§ **出題内容 1**
祖母の教えを記した文章のうち、「すると祖母は言いました。」という語句で始まり「私の頭は完璧にクラッシュしました。」という語句で終わる部分を、一字も変えずに示してください。

§ **文章抜粋**
╔══
2月…というと
亡くなった祖母のことを思い出します。
祖母の誕生日が2月だったからです。
祖母が私に残してくれたものは
本当にたくさんありますが
中でも印象的なのが
「お金は貸すものじゃないよ」
という言葉でした。
私は当時ほんの子供。
「困っている人を見たら、助けてあげること」と
教えられていました。
子供のあたまでも
お金を借りるのは、お金に困っている時、
ということぐらいはわかっていました。
なので、
なぜそんなことを祖母が言うのか
とても不思議に思いました。
すると祖母は言いました。
貸してあげるときはいいんだよ。
でも、貸したお金が
なかなか返ってこないことがあるんだよ。
返したいと思っても
いろんな事情があって
返せないこともあるんだよ。
悪気がなくてもね。
返したくても返せなかったら
その人はどう思うだろうね?。
自分が貸したものが
返ってこなかったらどう思うかい?
私の頭は完璧にクラッシュしました。
祖母は続けました。
だから、
お金を貸して欲しいといわれたら
貸しちゃダメなんだよ。
その代わりね、
貸すんじゃなくて、あげなさい。
でもね、
言われた額をそのままあげるんじゃないんだよ。
自分があげてもいいな、と思う額をあげるんだよ。
もう返ってこなくていい、と思える額をあげるんだよ。
それだって、助けにはなるんだよ。
そういう助け方もあるんだよ。
そしたら貸した相手を恨むこともないんだよ。
借りた人だってね、返せないって苦しむこともないんだよ。
私に強要するわけでもない、
けれどしっかりしたその口調は、
独り言のようでもありました。
祖母のいわんとすることを理解したのは
ずいぶんと大人になってからでした。
- 助けを求められた時、
瞬間的に「相手の望む “いい人” 」になろうとしないこと。 - 相手の望む形どおりではなくても
相手を助けることができること。
╚══
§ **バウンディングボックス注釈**
╔══
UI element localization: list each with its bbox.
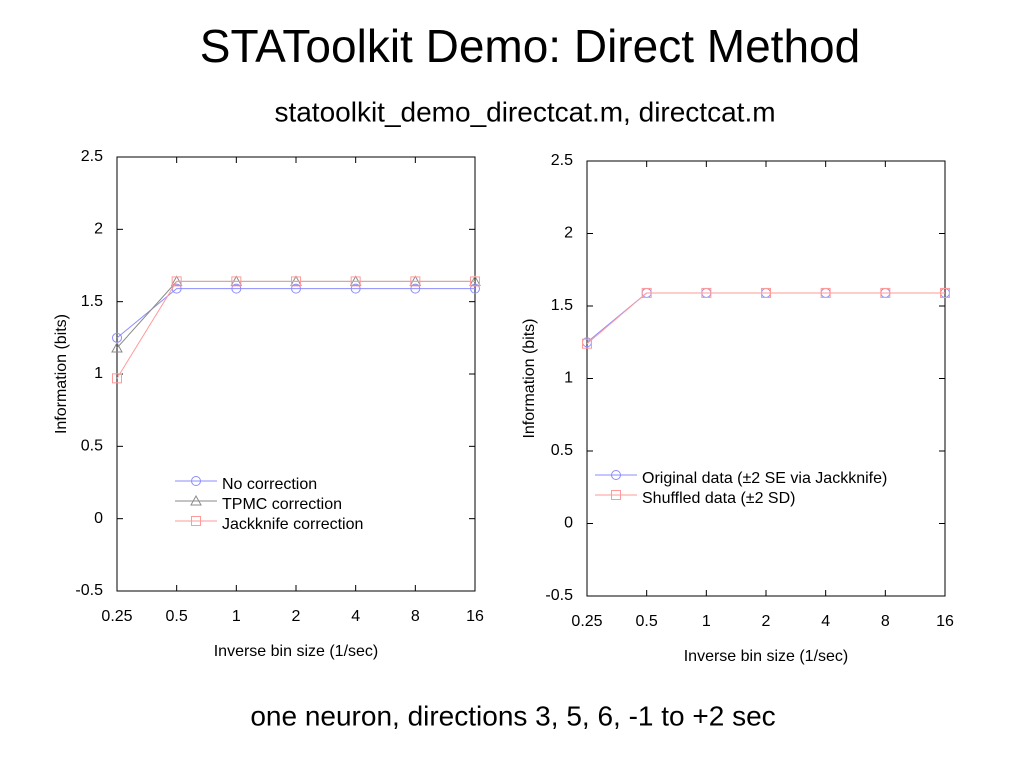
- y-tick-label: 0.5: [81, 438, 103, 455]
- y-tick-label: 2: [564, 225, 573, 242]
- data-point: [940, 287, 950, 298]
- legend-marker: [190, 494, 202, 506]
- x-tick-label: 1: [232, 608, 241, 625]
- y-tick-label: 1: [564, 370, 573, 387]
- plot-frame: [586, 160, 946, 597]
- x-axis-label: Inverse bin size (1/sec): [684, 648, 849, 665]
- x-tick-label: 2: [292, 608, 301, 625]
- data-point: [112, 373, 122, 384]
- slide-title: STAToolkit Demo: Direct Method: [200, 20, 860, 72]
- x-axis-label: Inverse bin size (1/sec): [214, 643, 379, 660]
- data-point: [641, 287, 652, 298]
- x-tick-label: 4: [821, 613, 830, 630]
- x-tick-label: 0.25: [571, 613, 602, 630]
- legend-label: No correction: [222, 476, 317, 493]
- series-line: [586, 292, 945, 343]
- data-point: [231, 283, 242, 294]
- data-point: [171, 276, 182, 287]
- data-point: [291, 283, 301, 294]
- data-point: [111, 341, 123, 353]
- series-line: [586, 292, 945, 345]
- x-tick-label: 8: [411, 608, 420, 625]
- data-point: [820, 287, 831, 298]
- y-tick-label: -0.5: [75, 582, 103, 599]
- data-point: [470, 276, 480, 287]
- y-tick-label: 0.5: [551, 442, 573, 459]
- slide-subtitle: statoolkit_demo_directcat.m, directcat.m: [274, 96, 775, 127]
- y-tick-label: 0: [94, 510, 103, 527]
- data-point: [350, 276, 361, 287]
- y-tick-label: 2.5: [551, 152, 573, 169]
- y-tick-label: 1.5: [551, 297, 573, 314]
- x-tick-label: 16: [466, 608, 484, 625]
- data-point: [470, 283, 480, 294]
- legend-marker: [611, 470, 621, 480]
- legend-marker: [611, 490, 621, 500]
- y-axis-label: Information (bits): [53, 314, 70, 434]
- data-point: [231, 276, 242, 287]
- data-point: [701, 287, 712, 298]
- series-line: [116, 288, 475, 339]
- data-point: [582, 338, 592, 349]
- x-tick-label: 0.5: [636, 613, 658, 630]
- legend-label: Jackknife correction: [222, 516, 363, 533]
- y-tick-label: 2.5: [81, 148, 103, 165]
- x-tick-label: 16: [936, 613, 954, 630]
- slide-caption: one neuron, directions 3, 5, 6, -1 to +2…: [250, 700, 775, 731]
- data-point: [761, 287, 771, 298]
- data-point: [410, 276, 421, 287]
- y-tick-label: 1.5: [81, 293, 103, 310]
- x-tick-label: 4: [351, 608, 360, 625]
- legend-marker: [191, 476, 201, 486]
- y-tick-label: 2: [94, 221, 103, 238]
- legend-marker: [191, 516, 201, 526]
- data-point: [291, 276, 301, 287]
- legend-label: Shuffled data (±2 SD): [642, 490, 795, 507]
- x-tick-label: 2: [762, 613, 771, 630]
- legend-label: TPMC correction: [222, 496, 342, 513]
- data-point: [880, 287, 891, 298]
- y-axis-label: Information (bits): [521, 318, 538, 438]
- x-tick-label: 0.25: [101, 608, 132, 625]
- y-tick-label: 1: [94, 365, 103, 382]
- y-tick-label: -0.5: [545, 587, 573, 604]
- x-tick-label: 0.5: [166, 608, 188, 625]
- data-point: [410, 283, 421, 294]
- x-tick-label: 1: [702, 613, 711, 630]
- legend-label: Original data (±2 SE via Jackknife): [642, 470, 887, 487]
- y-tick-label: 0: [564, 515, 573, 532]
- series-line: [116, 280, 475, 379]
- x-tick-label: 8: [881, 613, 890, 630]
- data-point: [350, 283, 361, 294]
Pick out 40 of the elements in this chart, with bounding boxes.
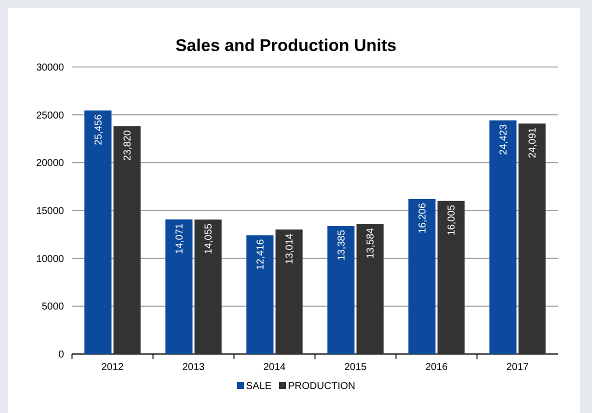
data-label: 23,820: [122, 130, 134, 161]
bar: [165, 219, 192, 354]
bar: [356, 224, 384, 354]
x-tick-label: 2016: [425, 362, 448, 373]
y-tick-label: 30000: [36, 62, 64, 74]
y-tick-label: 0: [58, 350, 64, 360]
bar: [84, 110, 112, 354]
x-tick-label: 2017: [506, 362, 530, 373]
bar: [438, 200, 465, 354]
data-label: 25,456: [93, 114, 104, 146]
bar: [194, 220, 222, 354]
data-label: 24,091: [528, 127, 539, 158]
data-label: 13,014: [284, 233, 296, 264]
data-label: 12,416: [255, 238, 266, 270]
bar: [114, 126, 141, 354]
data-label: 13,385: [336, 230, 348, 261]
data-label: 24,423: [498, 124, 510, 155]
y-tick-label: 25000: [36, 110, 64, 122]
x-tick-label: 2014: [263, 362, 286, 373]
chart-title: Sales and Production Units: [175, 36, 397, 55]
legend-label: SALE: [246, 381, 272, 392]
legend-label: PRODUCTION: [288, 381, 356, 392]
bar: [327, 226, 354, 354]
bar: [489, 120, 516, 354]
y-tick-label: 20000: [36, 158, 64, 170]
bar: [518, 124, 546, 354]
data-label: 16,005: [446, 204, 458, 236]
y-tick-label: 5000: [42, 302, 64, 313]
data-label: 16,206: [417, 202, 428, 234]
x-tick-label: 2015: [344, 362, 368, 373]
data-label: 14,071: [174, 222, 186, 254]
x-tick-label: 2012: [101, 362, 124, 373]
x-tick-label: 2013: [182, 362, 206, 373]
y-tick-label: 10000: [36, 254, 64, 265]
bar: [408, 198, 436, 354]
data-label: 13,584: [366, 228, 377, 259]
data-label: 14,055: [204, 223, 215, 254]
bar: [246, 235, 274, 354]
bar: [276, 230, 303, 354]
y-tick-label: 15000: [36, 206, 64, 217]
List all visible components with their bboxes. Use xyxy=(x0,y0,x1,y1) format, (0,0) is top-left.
╚══
╔══
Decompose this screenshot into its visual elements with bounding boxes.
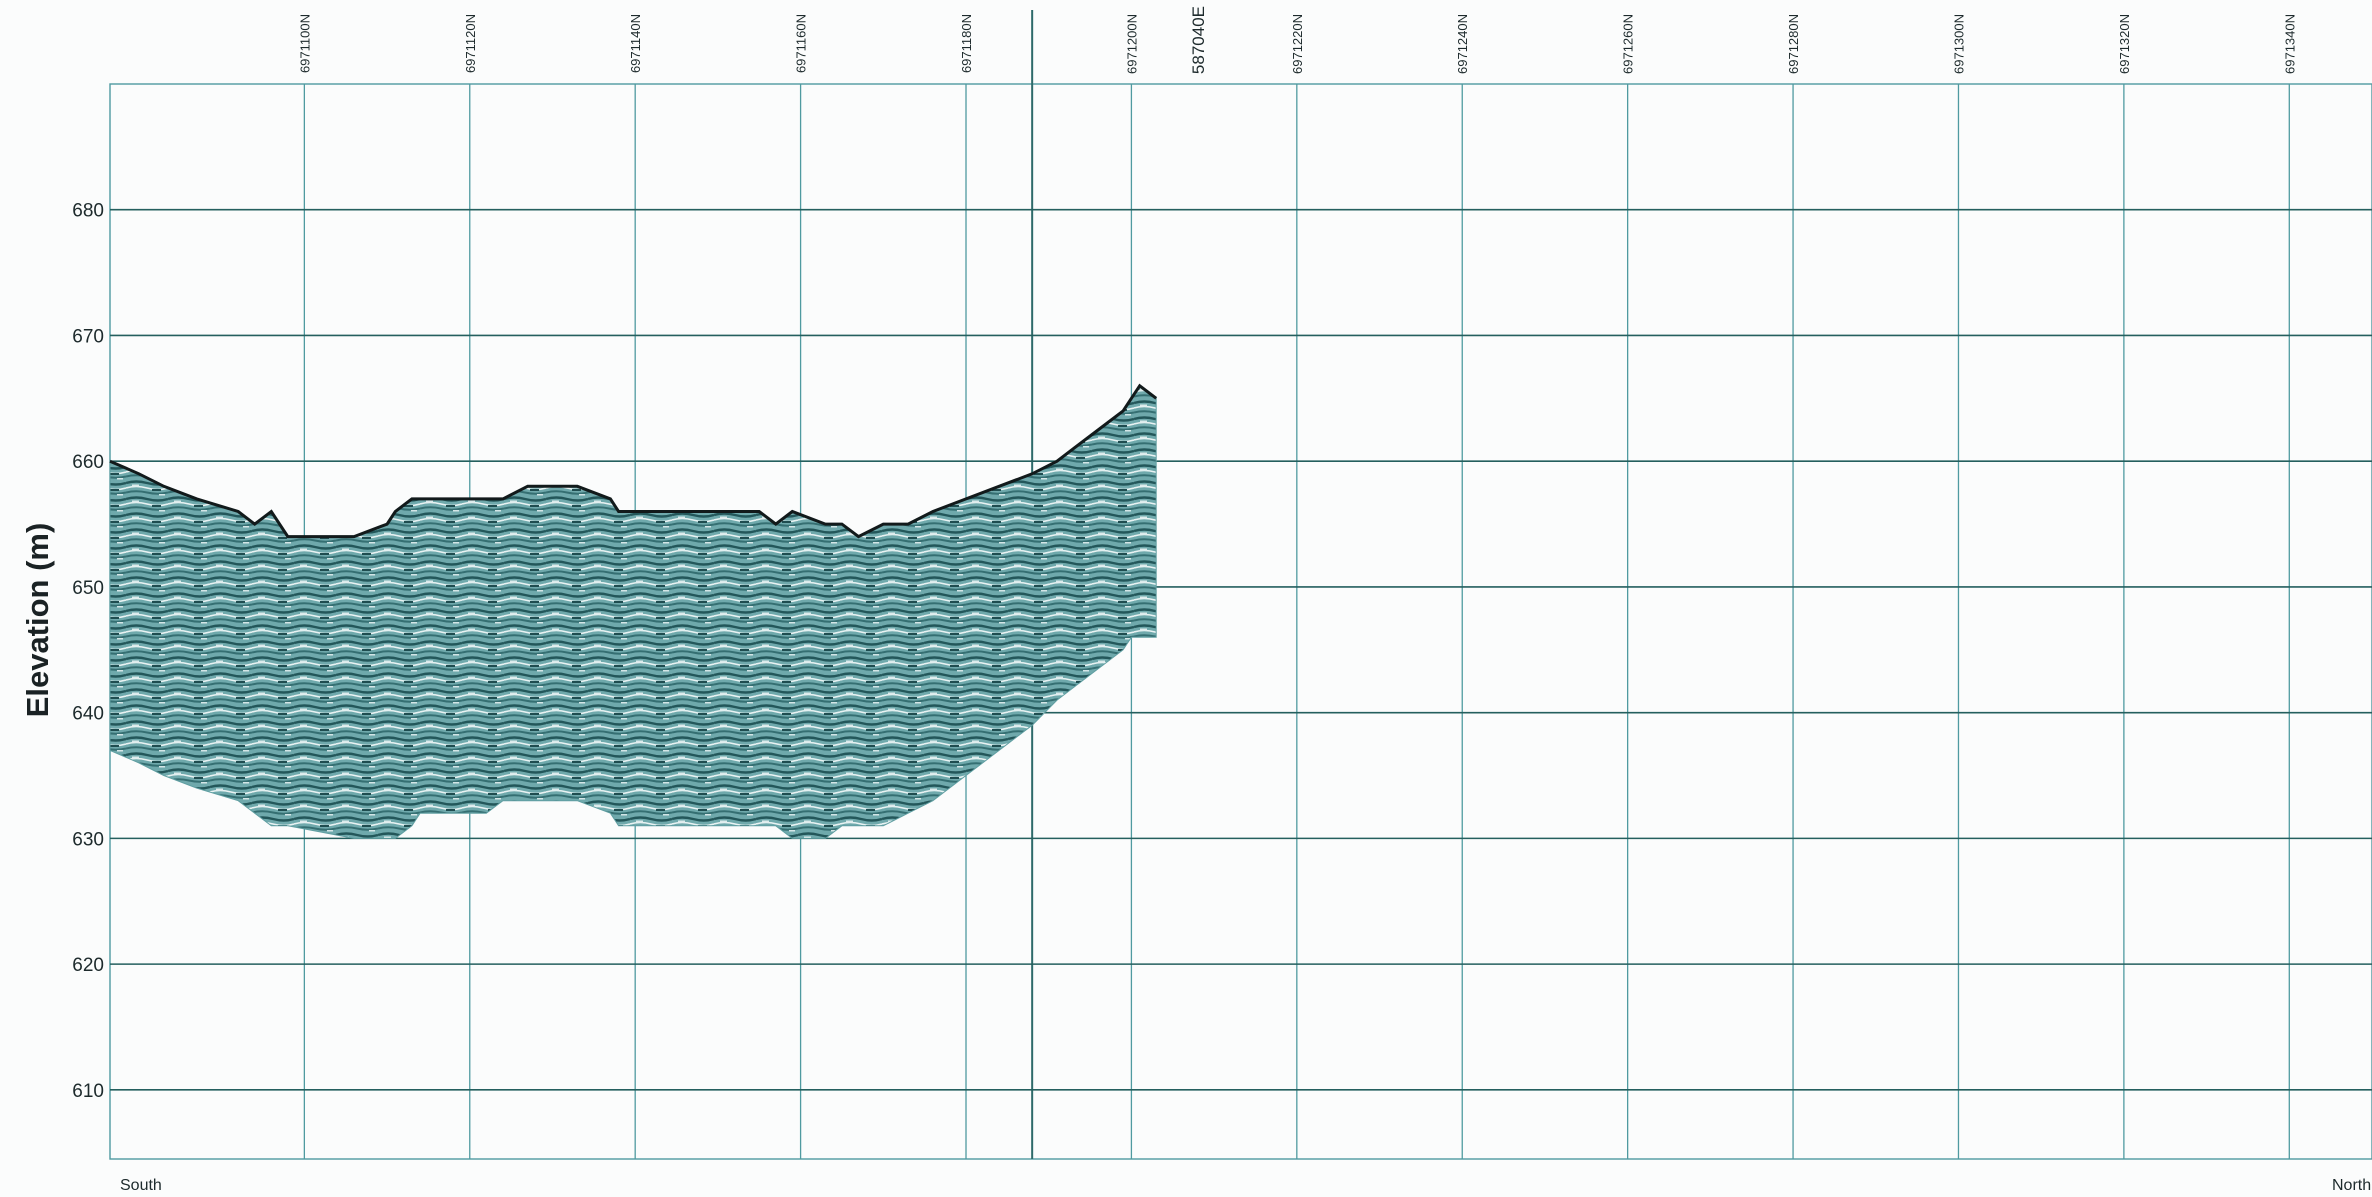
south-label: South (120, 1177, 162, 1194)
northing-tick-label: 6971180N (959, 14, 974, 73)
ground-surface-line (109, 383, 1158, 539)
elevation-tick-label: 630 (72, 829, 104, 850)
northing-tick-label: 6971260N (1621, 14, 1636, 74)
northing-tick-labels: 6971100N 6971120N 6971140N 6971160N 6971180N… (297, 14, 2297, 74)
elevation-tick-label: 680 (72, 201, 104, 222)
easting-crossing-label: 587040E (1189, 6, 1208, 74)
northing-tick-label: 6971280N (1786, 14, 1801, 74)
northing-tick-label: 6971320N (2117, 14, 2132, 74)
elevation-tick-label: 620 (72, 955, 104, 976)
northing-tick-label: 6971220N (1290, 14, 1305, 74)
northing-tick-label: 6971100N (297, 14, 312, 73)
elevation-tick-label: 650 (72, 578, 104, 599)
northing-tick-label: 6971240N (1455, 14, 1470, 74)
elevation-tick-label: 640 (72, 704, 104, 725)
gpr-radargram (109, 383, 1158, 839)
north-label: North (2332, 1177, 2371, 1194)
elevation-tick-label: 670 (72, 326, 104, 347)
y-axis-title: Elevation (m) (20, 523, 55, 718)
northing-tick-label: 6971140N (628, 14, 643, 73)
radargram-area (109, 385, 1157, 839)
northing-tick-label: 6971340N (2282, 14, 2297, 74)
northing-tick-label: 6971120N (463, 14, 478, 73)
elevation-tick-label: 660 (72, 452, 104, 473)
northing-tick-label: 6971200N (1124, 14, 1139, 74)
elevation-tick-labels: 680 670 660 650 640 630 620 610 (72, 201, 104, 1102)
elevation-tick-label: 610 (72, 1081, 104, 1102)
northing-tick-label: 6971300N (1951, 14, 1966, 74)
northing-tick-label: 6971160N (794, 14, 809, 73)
╚══
§ **出題内容 2**
記録の中で「- y-tick-label: 0.5: [81, 438, 103, 455]」を含む行から「- series-line: [586, 292, 945, 343]」を含む行までを、両端の行も含めて、そのまま打ち直してください。

§ **正しい結果 1**
すると祖母は言いました。
貸してあげるときはいいんだよ。
でも、貸したお金が
なかなか返ってこないことがあるんだよ。
返したいと思っても
いろんな事情があって
返せないこともあるんだよ。
悪気がなくてもね。
返したくても返せなかったら
その人はどう思うだろうね?。
自分が貸したものが
返ってこなかったらどう思うかい?
私の頭は完璧にクラッシュしました。

§ **正しい結果 2**
- y-tick-label: 0.5: [81, 438, 103, 455]
- y-tick-label: 2: [564, 225, 573, 242]
- data-point: [940, 287, 950, 298]
- legend-marker: [190, 494, 202, 506]
- x-tick-label: 1: [232, 608, 241, 625]
- y-tick-label: 1: [564, 370, 573, 387]
- plot-frame: [586, 160, 946, 597]
- x-axis-label: Inverse bin size (1/sec): [684, 648, 849, 665]
- x-tick-label: 2: [292, 608, 301, 625]
- data-point: [112, 373, 122, 384]
- slide-title: STAToolkit Demo: Direct Method: [200, 20, 860, 72]
- x-axis-label: Inverse bin size (1/sec): [214, 643, 379, 660]
- data-point: [641, 287, 652, 298]
- x-tick-label: 4: [821, 613, 830, 630]
- x-tick-label: 0.25: [571, 613, 602, 630]
- legend-label: No correction: [222, 476, 317, 493]
- series-line: [586, 292, 945, 343]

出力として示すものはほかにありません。